§ **Stated problem**
For each line that holds "more", copy the line out.

§ **Data lines**
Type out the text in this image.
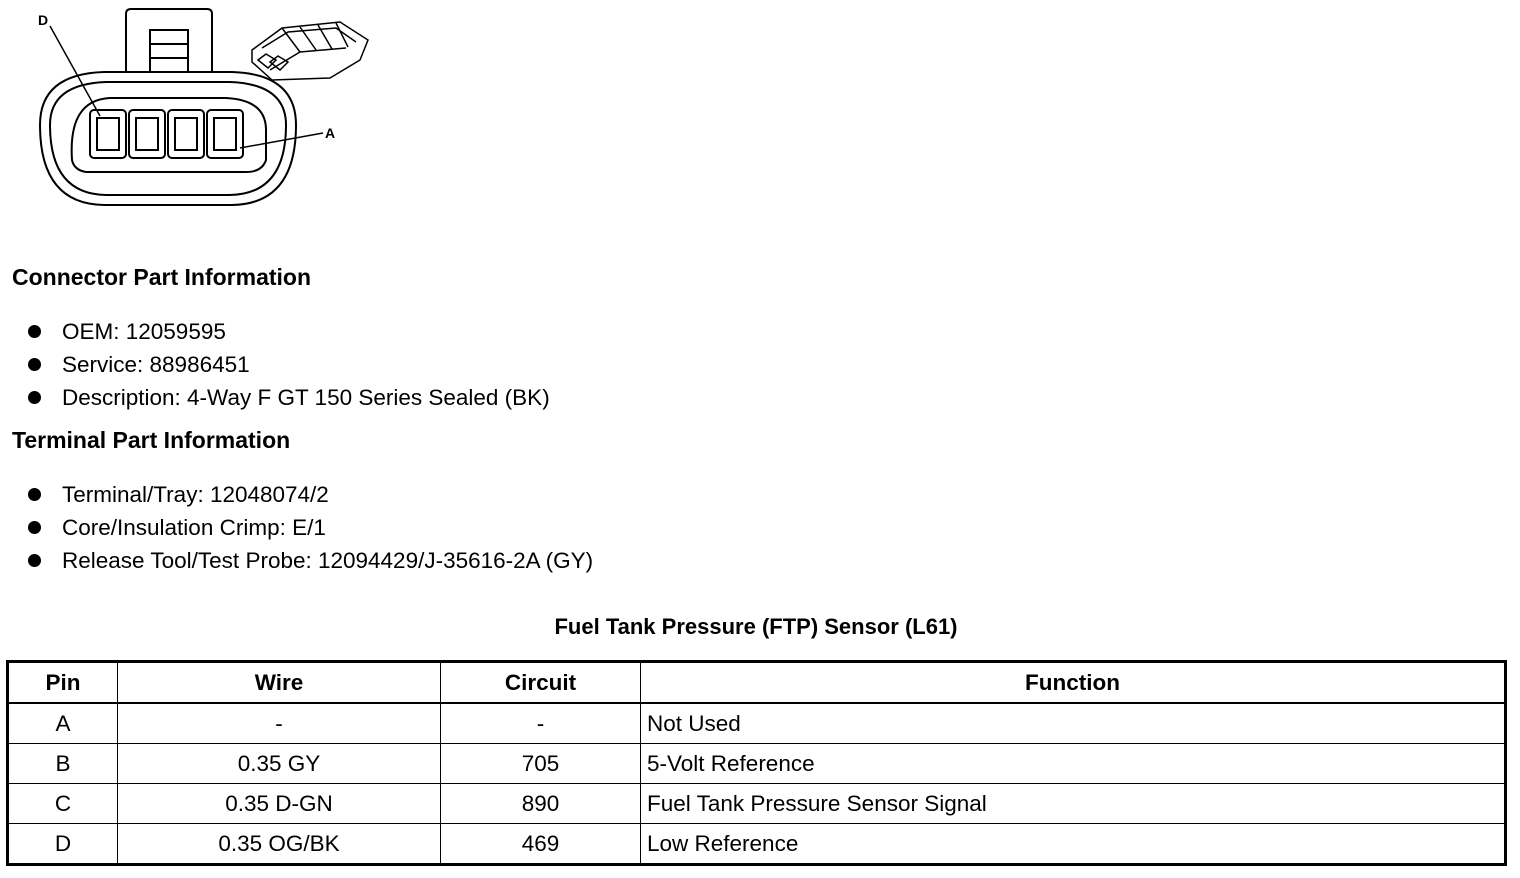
D
A
Connector Part Information
OEM: 12059595
Service: 88986451
Description: 4-Way F GT 150 Series Sealed (BK)
Terminal Part Information
Terminal/Tray: 12048074/2
Core/Insulation Crimp: E/1
Release Tool/Test Probe: 12094429/J-35616-2A (GY)
Fuel Tank Pressure (FTP) Sensor (L61)
Pin	Wire	Circuit	Function
A	-	-	Not Used
B	0.35 GY	705	5-Volt Reference
C	0.35 D-GN	890	Fuel Tank Pressure Sensor Signal
D	0.35 OG/BK	469	Low Reference
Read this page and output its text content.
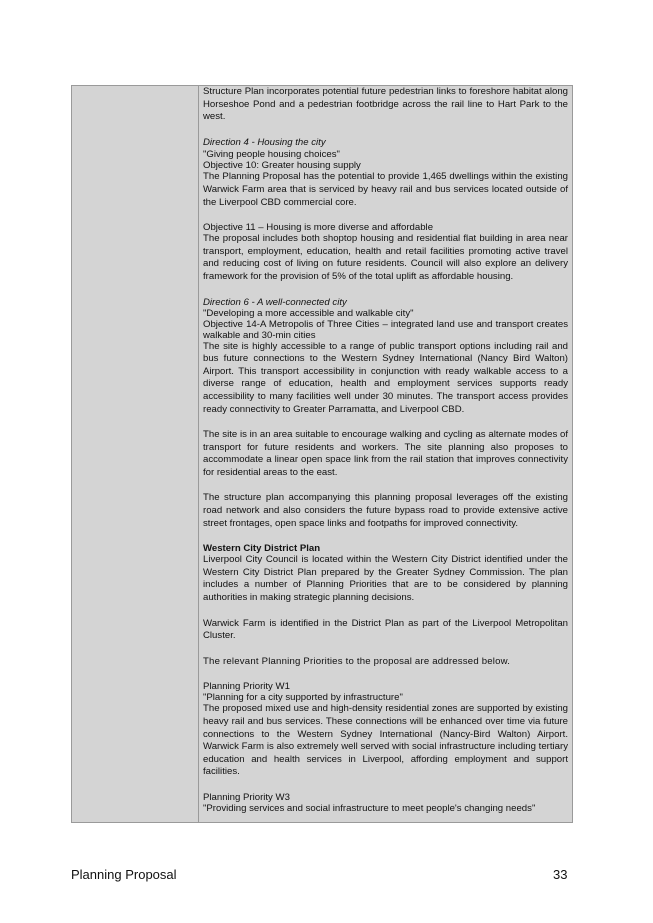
Structure Plan incorporates potential future pedestrian links to foreshore habitat along Horseshoe Pond and a pedestrian footbridge across the rail line to Hart Park to the west.

Direction 4 - Housing the city

"Giving people housing choices"

Objective 10: Greater housing supply

The Planning Proposal has the potential to provide 1,465 dwellings within the existing Warwick Farm area that is serviced by heavy rail and bus services located outside of the Liverpool CBD commercial core.

Objective 11 – Housing is more diverse and affordable

The proposal includes both shoptop housing and residential flat building in area near transport, employment, education, health and retail facilities promoting active travel and reducing cost of living on future residents. Council will also explore an delivery framework for the provision of 5% of the total uplift as affordable housing.

Direction 6 - A well-connected city

"Developing a more accessible and walkable city"

Objective 14-A Metropolis of Three Cities – integrated land use and transport creates walkable and 30-min cities

The site is highly accessible to a range of public transport options including rail and bus future connections to the Western Sydney International (Nancy Bird Walton) Airport. This transport accessibility in conjunction with ready walkable access to a diverse range of education, health and employment services supports ready accessibility to many facilities well under 30 minutes. The transport access provides ready connectivity to Greater Parramatta, and Liverpool CBD.

The site is in an area suitable to encourage walking and cycling as alternate modes of transport for future residents and workers. The site planning also proposes to accommodate a linear open space link from the rail station that improves connectivity for residential areas to the east.

The structure plan accompanying this planning proposal leverages off the existing road network and also considers the future bypass road to provide extensive active street frontages, open space links and footpaths for improved connectivity.

Western City District Plan

Liverpool City Council is located within the Western City District identified under the Western City District Plan prepared by the Greater Sydney Commission. The plan includes a number of Planning Priorities that are to be considered by planning authorities in making strategic planning decisions.

Warwick Farm is identified in the District Plan as part of the Liverpool Metropolitan Cluster.

The relevant Planning Priorities to the proposal are addressed below.

Planning Priority W1

"Planning for a city supported by infrastructure"

The proposed mixed use and high-density residential zones are supported by existing heavy rail and bus services. These connections will be enhanced over time via future connections to the Western Sydney International (Nancy-Bird Walton) Airport. Warwick Farm is also extremely well served with social infrastructure including tertiary education and health services in Liverpool, affording employment and support facilities.

Planning Priority W3

"Providing services and social infrastructure to meet people's changing needs"

Planning Proposal	33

§ **Exercise output**
Objective 11 – Housing is more diverse and affordable
"Developing a more accessible and walkable city"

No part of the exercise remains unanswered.